__Challenge__
Every record should be written out exactly, please.

##### Data shown

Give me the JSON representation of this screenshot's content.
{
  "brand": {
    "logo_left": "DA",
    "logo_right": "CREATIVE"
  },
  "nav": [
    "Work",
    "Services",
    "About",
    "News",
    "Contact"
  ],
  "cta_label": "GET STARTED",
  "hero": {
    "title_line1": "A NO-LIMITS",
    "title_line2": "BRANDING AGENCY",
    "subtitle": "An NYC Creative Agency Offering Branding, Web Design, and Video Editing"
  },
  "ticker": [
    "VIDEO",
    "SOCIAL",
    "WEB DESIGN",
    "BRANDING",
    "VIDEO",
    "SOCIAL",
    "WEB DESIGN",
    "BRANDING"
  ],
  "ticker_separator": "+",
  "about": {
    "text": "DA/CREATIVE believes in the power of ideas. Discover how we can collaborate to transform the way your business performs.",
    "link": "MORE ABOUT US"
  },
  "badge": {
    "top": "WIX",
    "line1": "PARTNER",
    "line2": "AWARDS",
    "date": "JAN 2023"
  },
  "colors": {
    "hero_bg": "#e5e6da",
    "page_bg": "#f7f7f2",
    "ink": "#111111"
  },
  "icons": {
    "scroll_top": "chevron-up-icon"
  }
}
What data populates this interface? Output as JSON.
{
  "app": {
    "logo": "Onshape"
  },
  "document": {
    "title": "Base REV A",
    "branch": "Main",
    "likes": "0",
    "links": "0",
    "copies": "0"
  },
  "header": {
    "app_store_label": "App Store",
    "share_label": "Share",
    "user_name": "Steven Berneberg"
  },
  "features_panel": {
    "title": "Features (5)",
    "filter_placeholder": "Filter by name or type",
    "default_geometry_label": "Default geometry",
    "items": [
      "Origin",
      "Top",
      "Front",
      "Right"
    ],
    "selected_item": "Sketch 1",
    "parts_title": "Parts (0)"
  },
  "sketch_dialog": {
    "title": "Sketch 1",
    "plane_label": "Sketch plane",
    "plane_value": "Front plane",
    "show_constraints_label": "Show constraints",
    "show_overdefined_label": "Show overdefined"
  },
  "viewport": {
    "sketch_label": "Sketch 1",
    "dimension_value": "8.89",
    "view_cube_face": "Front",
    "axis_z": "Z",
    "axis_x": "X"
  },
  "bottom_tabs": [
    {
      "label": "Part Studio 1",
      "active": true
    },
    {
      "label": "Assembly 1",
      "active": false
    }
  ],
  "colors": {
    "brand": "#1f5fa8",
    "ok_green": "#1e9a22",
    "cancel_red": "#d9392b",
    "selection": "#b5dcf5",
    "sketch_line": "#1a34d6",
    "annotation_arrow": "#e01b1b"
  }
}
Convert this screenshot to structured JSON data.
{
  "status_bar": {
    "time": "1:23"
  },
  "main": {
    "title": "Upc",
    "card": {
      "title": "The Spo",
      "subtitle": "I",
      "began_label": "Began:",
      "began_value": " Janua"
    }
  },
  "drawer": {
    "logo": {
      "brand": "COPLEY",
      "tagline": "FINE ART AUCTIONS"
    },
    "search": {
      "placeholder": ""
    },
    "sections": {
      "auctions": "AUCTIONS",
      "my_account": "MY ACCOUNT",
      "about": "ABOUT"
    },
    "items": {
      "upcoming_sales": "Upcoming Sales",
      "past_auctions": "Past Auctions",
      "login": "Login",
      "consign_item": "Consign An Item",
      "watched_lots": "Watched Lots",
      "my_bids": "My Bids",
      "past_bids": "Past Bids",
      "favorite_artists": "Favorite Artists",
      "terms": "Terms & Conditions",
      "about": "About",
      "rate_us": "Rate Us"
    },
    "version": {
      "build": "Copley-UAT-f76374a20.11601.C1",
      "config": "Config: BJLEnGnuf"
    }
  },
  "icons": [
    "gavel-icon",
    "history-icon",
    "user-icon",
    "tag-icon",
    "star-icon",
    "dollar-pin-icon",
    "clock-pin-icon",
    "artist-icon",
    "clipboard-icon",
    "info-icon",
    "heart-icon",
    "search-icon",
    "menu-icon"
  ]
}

##########

__Solution for this problem__
Give me the JSON representation of this screenshot's content.
{
  "brand": {
    "logo_left": "DA",
    "logo_right": "CREATIVE"
  },
  "nav": [
    "Work",
    "Services",
    "About",
    "News",
    "Contact"
  ],
  "cta_label": "GET STARTED",
  "hero": {
    "title_line1": "A NO-LIMITS",
    "title_line2": "BRANDING AGENCY",
    "subtitle": "An NYC Creative Agency Offering Branding, Web Design, and Video Editing"
  },
  "ticker": [
    "VIDEO",
    "SOCIAL",
    "WEB DESIGN",
    "BRANDING",
    "VIDEO",
    "SOCIAL",
    "WEB DESIGN",
    "BRANDING"
  ],
  "ticker_separator": "+",
  "about": {
    "text": "DA/CREATIVE believes in the power of ideas. Discover how we can collaborate to transform the way your business performs.",
    "link": "MORE ABOUT US"
  },
  "badge": {
    "top": "WIX",
    "line1": "PARTNER",
    "line2": "AWARDS",
    "date": "JAN 2023"
  },
  "colors": {
    "hero_bg": "#e5e6da",
    "page_bg": "#f7f7f2",
    "ink": "#111111"
  },
  "icons": {
    "scroll_top": "chevron-up-icon"
  }
}
What data populates this interface? Output as JSON.
{
  "app": {
    "logo": "Onshape"
  },
  "document": {
    "title": "Base REV A",
    "branch": "Main",
    "likes": "0",
    "links": "0",
    "copies": "0"
  },
  "header": {
    "app_store_label": "App Store",
    "share_label": "Share",
    "user_name": "Steven Berneberg"
  },
  "features_panel": {
    "title": "Features (5)",
    "filter_placeholder": "Filter by name or type",
    "default_geometry_label": "Default geometry",
    "items": [
      "Origin",
      "Top",
      "Front",
      "Right"
    ],
    "selected_item": "Sketch 1",
    "parts_title": "Parts (0)"
  },
  "sketch_dialog": {
    "title": "Sketch 1",
    "plane_label": "Sketch plane",
    "plane_value": "Front plane",
    "show_constraints_label": "Show constraints",
    "show_overdefined_label": "Show overdefined"
  },
  "viewport": {
    "sketch_label": "Sketch 1",
    "dimension_value": "8.89",
    "view_cube_face": "Front",
    "axis_z": "Z",
    "axis_x": "X"
  },
  "bottom_tabs": [
    {
      "label": "Part Studio 1",
      "active": true
    },
    {
      "label": "Assembly 1",
      "active": false
    }
  ],
  "colors": {
    "brand": "#1f5fa8",
    "ok_green": "#1e9a22",
    "cancel_red": "#d9392b",
    "selection": "#b5dcf5",
    "sketch_line": "#1a34d6",
    "annotation_arrow": "#e01b1b"
  }
}
Convert this screenshot to structured JSON data.
{
  "status_bar": {
    "time": "1:23"
  },
  "main": {
    "title": "Upc",
    "card": {
      "title": "The Spo",
      "subtitle": "I",
      "began_label": "Began:",
      "began_value": " Janua"
    }
  },
  "drawer": {
    "logo": {
      "brand": "COPLEY",
      "tagline": "FINE ART AUCTIONS"
    },
    "search": {
      "placeholder": ""
    },
    "sections": {
      "auctions": "AUCTIONS",
      "my_account": "MY ACCOUNT",
      "about": "ABOUT"
    },
    "items": {
      "upcoming_sales": "Upcoming Sales",
      "past_auctions": "Past Auctions",
      "login": "Login",
      "consign_item": "Consign An Item",
      "watched_lots": "Watched Lots",
      "my_bids": "My Bids",
      "past_bids": "Past Bids",
      "favorite_artists": "Favorite Artists",
      "terms": "Terms & Conditions",
      "about": "About",
      "rate_us": "Rate Us"
    },
    "version": {
      "build": "Copley-UAT-f76374a20.11601.C1",
      "config": "Config: BJLEnGnuf"
    }
  },
  "icons": [
    "gavel-icon",
    "history-icon",
    "user-icon",
    "tag-icon",
    "star-icon",
    "dollar-pin-icon",
    "clock-pin-icon",
    "artist-icon",
    "clipboard-icon",
    "info-icon",
    "heart-icon",
    "search-icon",
    "menu-icon"
  ]
}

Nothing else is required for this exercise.